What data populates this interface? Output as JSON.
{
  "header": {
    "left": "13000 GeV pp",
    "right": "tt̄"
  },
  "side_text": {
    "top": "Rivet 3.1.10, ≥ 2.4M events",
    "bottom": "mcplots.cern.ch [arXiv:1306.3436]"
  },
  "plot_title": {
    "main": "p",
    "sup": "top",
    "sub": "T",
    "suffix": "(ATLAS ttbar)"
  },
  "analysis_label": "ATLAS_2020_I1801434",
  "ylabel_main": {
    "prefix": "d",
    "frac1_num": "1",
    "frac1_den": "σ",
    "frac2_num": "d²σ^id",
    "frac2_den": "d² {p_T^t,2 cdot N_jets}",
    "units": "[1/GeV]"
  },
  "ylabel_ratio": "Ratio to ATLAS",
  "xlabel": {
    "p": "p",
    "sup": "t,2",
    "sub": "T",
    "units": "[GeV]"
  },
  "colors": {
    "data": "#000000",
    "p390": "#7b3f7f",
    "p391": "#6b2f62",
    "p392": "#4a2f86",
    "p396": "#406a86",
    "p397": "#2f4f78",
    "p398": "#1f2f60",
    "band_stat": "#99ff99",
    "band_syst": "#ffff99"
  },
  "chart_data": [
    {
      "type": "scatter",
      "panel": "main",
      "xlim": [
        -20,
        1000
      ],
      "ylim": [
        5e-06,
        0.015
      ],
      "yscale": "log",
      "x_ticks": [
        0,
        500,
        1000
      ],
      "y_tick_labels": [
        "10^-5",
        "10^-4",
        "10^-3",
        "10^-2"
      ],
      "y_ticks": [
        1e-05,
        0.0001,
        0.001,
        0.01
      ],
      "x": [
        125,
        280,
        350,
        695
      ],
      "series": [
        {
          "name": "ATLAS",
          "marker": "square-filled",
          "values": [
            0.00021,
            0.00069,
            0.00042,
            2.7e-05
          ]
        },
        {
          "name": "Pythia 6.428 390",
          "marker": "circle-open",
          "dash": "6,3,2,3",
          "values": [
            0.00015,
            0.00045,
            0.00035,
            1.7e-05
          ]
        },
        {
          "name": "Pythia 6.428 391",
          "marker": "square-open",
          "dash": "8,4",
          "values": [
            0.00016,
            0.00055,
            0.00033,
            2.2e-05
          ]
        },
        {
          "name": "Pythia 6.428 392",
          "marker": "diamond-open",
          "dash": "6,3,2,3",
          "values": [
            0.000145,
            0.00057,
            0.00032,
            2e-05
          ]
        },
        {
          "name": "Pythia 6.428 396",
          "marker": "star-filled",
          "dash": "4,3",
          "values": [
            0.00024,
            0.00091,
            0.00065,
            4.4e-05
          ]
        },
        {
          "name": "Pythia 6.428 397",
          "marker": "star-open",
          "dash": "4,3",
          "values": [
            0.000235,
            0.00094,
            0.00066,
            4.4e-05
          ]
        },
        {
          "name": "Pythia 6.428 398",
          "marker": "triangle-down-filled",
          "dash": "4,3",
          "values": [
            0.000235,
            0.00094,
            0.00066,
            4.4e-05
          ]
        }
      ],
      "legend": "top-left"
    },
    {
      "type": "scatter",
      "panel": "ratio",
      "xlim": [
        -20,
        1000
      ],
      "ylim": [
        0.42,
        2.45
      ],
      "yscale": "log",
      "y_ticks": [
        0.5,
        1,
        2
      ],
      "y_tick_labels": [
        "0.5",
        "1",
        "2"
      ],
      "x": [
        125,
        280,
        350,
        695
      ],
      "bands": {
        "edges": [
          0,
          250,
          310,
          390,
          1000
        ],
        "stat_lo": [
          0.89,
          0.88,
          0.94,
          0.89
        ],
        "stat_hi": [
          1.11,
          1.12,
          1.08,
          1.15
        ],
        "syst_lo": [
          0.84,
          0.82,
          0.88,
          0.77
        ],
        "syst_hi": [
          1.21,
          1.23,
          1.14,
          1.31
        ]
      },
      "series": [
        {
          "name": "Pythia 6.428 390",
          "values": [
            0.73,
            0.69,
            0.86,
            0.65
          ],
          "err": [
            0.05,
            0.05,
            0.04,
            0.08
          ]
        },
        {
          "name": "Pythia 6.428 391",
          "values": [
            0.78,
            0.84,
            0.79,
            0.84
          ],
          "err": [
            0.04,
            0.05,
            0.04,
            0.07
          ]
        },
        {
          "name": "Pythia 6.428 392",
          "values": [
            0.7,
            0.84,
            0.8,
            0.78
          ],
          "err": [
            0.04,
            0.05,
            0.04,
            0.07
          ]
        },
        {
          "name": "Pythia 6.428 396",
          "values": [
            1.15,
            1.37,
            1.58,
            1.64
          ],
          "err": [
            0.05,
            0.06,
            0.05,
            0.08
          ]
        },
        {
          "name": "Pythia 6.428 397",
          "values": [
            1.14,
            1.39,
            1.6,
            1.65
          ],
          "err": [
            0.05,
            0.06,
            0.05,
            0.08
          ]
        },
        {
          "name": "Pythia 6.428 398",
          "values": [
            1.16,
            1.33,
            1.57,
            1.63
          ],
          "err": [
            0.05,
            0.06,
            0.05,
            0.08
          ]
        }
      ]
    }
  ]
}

+---+

■ Directions for this task ■
Pull every line containing "marker" from the material above.

■ Full answer ■
          "marker": "square-filled",
          "marker": "circle-open",
          "marker": "square-open",
          "marker": "diamond-open",
          "marker": "star-filled",
          "marker": "star-open",
          "marker": "triangle-down-filled",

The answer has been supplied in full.